▸ **REQUIREMENT**: Pull out every line with the word "Automatikmodus" from the entries below.

Recorded data

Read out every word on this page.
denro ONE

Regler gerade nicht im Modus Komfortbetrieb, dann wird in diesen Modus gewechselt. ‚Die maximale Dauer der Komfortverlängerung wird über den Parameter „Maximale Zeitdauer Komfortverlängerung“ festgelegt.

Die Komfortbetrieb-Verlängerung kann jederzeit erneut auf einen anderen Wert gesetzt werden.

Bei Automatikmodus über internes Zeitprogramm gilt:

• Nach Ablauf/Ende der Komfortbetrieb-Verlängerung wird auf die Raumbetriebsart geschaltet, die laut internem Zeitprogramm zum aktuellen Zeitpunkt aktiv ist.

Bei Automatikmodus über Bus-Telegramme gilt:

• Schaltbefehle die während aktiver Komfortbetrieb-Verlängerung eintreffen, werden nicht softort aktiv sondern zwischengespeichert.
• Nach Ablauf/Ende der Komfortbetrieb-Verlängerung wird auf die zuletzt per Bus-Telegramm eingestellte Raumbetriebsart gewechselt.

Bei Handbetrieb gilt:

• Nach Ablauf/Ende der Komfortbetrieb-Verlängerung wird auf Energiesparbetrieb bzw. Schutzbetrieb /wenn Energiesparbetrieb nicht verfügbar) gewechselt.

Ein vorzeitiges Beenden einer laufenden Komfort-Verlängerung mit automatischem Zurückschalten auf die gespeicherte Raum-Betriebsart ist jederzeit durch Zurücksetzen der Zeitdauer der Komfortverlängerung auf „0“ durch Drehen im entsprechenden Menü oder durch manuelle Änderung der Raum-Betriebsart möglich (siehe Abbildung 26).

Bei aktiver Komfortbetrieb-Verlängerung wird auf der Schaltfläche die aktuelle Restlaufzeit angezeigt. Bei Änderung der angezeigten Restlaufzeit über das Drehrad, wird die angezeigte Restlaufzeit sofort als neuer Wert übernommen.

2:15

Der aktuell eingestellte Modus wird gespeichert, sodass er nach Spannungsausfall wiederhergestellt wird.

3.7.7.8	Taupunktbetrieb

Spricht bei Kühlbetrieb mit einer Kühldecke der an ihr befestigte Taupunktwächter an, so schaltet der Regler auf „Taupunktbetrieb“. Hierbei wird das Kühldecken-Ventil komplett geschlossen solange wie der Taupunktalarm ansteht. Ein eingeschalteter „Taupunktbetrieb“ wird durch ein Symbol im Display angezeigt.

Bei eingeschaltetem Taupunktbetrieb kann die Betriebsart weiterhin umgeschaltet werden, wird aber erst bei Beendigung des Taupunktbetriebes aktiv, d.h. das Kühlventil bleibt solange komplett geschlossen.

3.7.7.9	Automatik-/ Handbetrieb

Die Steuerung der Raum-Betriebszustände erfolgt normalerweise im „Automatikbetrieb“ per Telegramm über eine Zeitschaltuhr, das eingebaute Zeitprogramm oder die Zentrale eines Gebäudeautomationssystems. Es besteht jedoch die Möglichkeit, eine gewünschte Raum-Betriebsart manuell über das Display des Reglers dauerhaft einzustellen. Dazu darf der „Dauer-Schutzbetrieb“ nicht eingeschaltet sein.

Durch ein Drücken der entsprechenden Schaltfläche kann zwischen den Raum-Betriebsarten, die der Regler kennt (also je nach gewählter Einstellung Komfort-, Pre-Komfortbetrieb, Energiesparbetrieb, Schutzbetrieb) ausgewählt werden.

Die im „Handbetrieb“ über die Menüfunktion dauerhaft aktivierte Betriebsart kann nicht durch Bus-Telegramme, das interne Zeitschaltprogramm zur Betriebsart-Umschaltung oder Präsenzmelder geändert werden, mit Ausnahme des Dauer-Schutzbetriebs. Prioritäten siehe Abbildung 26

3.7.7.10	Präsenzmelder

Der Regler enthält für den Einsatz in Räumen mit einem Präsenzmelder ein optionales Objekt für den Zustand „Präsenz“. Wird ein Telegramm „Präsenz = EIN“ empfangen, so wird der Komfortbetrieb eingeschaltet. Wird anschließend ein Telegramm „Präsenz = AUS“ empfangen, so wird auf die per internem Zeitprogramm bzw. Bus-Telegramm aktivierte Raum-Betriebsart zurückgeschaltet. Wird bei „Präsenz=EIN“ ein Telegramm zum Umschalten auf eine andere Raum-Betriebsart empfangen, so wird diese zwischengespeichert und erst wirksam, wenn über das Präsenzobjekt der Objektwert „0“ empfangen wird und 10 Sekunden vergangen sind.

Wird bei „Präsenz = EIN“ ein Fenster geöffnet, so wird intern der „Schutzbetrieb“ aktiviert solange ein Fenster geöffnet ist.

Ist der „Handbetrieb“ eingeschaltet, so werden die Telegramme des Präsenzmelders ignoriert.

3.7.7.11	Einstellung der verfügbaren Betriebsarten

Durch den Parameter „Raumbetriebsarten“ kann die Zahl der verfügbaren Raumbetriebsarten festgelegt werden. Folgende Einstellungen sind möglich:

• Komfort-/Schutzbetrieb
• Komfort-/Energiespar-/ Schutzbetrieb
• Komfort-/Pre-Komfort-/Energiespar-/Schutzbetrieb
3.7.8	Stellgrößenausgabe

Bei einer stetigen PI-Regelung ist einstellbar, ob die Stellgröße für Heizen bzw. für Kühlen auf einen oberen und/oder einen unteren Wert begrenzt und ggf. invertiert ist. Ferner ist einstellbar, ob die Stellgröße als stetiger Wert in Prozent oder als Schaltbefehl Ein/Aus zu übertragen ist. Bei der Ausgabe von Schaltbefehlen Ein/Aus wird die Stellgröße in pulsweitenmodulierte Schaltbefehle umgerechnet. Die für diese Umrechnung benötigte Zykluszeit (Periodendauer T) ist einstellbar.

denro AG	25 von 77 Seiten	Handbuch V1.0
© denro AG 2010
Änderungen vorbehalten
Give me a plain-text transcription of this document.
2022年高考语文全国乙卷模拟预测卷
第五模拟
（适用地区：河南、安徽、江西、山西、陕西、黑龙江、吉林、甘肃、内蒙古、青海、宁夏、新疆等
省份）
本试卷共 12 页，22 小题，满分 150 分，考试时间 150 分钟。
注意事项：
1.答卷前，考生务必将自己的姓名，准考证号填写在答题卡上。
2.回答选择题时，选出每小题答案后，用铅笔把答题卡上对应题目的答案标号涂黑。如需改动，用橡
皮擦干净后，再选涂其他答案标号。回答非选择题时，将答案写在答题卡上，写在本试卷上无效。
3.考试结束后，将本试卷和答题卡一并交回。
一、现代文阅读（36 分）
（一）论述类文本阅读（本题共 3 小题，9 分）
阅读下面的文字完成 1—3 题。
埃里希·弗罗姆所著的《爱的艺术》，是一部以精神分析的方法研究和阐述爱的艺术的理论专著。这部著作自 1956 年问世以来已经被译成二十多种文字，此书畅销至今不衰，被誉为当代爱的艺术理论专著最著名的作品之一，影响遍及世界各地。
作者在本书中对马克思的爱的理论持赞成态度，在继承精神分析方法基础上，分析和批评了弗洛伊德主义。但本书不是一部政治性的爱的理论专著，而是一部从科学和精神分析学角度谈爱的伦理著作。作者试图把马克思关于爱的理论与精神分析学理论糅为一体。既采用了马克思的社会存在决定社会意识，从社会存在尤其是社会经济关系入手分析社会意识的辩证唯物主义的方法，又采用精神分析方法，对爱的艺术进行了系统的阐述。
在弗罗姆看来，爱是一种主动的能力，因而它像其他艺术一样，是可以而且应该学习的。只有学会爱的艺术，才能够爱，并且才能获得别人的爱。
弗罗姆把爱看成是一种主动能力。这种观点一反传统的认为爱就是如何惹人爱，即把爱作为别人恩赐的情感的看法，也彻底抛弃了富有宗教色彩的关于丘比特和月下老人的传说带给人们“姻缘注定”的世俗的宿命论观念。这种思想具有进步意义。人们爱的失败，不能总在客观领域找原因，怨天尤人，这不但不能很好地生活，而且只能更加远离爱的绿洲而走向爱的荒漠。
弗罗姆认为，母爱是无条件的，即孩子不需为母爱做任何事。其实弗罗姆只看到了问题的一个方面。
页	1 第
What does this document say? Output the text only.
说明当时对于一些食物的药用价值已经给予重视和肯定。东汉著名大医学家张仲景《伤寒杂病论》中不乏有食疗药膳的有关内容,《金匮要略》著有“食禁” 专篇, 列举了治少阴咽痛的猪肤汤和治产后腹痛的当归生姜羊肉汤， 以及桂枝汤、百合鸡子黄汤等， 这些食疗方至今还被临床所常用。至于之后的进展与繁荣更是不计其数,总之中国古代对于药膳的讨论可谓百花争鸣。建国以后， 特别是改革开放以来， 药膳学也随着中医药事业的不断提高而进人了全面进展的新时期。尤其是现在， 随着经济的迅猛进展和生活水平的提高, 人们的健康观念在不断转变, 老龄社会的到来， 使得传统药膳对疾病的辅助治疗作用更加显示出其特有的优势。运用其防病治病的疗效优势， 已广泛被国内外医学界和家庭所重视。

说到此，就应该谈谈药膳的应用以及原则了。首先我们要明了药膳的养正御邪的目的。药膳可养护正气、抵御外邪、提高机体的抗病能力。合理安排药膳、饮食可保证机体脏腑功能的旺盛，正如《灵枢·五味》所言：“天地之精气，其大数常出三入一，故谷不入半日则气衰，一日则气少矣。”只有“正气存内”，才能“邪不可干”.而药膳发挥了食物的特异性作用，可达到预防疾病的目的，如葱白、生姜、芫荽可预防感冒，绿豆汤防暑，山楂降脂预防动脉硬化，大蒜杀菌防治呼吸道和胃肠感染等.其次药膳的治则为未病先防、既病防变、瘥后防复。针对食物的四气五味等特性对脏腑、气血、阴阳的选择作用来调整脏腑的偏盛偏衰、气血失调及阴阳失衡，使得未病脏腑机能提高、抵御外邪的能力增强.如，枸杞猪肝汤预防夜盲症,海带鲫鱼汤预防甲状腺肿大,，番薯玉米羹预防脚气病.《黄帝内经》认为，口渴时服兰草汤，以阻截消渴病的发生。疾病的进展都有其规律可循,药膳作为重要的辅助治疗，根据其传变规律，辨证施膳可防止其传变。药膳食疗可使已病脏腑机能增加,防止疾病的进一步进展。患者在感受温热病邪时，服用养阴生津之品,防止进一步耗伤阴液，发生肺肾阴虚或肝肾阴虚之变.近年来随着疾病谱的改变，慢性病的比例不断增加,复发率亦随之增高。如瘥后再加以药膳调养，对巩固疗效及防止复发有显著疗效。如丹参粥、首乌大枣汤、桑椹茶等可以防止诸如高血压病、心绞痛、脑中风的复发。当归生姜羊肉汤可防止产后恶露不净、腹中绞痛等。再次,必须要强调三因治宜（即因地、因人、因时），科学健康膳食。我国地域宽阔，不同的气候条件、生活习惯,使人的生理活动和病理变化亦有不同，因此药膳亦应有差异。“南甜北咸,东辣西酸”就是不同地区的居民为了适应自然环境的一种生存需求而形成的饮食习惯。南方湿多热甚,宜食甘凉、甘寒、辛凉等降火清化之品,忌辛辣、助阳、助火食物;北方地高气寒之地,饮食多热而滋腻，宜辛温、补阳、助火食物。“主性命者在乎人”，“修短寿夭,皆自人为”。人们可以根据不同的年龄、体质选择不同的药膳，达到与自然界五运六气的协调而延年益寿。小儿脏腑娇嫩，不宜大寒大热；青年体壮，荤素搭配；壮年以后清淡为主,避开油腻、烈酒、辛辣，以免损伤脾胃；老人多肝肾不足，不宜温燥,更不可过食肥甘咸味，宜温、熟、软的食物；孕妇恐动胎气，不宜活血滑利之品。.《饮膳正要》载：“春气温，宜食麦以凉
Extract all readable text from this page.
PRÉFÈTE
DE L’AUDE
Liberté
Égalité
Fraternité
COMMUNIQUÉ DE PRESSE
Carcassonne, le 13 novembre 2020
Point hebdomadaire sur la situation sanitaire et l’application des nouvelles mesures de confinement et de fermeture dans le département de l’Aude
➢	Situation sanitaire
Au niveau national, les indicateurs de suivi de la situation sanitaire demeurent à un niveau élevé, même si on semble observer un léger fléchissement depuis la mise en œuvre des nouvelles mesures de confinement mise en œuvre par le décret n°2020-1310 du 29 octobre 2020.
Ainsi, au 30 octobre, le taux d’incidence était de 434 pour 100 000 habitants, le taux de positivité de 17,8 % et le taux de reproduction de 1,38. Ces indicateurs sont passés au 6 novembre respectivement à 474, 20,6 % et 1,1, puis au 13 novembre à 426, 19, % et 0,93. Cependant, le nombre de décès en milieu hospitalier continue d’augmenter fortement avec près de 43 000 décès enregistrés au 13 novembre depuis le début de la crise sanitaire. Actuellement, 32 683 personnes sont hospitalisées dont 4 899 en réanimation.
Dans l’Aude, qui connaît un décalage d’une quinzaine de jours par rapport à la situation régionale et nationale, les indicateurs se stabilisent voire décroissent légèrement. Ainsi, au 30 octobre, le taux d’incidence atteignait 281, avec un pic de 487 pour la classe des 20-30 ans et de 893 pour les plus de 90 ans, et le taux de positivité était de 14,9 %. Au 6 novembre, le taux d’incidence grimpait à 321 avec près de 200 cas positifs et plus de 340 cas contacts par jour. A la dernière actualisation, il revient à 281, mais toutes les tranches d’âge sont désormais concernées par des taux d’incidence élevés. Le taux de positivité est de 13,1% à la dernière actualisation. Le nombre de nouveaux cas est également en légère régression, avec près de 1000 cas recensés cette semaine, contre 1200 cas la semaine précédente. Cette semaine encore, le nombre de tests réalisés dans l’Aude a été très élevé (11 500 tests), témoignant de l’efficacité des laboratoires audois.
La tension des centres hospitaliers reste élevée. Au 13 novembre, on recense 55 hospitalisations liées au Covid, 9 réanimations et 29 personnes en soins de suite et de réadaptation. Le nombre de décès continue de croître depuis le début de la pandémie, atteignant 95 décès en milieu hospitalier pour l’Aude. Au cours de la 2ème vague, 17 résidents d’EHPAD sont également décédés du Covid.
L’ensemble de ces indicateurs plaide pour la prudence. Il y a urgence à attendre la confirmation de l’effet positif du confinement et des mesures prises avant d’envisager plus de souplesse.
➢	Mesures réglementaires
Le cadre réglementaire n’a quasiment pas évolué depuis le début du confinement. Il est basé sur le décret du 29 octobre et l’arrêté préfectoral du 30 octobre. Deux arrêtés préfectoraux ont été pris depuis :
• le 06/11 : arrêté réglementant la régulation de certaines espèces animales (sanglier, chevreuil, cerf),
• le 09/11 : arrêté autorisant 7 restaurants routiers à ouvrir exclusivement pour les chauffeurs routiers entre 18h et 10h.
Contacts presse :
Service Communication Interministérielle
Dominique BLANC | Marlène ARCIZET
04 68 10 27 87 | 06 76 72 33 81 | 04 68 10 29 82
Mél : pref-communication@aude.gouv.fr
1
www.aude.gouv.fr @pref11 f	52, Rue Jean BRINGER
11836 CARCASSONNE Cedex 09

▸ **FINISHED EXERCISE**:
Bei Automatikmodus über internes Zeitprogramm gilt:
Bei Automatikmodus über Bus-Telegramme gilt:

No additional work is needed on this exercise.